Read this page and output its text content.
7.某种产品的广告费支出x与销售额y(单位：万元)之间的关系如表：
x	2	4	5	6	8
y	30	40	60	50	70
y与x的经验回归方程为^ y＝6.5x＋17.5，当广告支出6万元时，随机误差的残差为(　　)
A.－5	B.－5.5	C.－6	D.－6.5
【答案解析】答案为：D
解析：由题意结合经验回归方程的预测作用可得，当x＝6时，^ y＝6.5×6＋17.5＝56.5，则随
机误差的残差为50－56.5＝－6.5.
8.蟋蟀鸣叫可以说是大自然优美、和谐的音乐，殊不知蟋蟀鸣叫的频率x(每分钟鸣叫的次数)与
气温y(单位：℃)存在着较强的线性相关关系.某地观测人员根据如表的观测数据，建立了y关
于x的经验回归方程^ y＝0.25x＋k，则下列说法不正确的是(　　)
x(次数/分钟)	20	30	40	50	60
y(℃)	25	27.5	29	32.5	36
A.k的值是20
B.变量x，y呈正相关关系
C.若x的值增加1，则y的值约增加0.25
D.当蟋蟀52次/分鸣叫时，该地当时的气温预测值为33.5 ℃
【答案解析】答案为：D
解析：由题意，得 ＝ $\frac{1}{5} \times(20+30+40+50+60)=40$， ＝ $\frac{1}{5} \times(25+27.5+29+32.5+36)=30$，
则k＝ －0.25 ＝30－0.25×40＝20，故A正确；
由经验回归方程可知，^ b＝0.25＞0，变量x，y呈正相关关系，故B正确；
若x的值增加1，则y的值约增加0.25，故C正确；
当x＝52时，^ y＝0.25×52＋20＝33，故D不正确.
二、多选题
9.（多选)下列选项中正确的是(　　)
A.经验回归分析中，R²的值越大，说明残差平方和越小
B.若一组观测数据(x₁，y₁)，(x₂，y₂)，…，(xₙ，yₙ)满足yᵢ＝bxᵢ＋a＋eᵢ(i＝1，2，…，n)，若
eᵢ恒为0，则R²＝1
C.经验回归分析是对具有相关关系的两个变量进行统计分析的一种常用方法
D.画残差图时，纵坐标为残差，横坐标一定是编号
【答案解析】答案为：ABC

_Given problem_
Reproduce every line above without error.

_Complete output_
Read this page and output its text content.
7.某种产品的广告费支出x与销售额y(单位：万元)之间的关系如表：
x	2	4	5	6	8
y	30	40	60	50	70
y与x的经验回归方程为^ y＝6.5x＋17.5，当广告支出6万元时，随机误差的残差为(　　)
A.－5	B.－5.5	C.－6	D.－6.5
【答案解析】答案为：D
解析：由题意结合经验回归方程的预测作用可得，当x＝6时，^ y＝6.5×6＋17.5＝56.5，则随
机误差的残差为50－56.5＝－6.5.
8.蟋蟀鸣叫可以说是大自然优美、和谐的音乐，殊不知蟋蟀鸣叫的频率x(每分钟鸣叫的次数)与
气温y(单位：℃)存在着较强的线性相关关系.某地观测人员根据如表的观测数据，建立了y关
于x的经验回归方程^ y＝0.25x＋k，则下列说法不正确的是(　　)
x(次数/分钟)	20	30	40	50	60
y(℃)	25	27.5	29	32.5	36
A.k的值是20
B.变量x，y呈正相关关系
C.若x的值增加1，则y的值约增加0.25
D.当蟋蟀52次/分鸣叫时，该地当时的气温预测值为33.5 ℃
【答案解析】答案为：D
解析：由题意，得 ＝ $\frac{1}{5} \times(20+30+40+50+60)=40$， ＝ $\frac{1}{5} \times(25+27.5+29+32.5+36)=30$，
则k＝ －0.25 ＝30－0.25×40＝20，故A正确；
由经验回归方程可知，^ b＝0.25＞0，变量x，y呈正相关关系，故B正确；
若x的值增加1，则y的值约增加0.25，故C正确；
当x＝52时，^ y＝0.25×52＋20＝33，故D不正确.
二、多选题
9.（多选)下列选项中正确的是(　　)
A.经验回归分析中，R²的值越大，说明残差平方和越小
B.若一组观测数据(x₁，y₁)，(x₂，y₂)，…，(xₙ，yₙ)满足yᵢ＝bxᵢ＋a＋eᵢ(i＝1，2，…，n)，若
eᵢ恒为0，则R²＝1
C.经验回归分析是对具有相关关系的两个变量进行统计分析的一种常用方法
D.画残差图时，纵坐标为残差，横坐标一定是编号
【答案解析】答案为：ABC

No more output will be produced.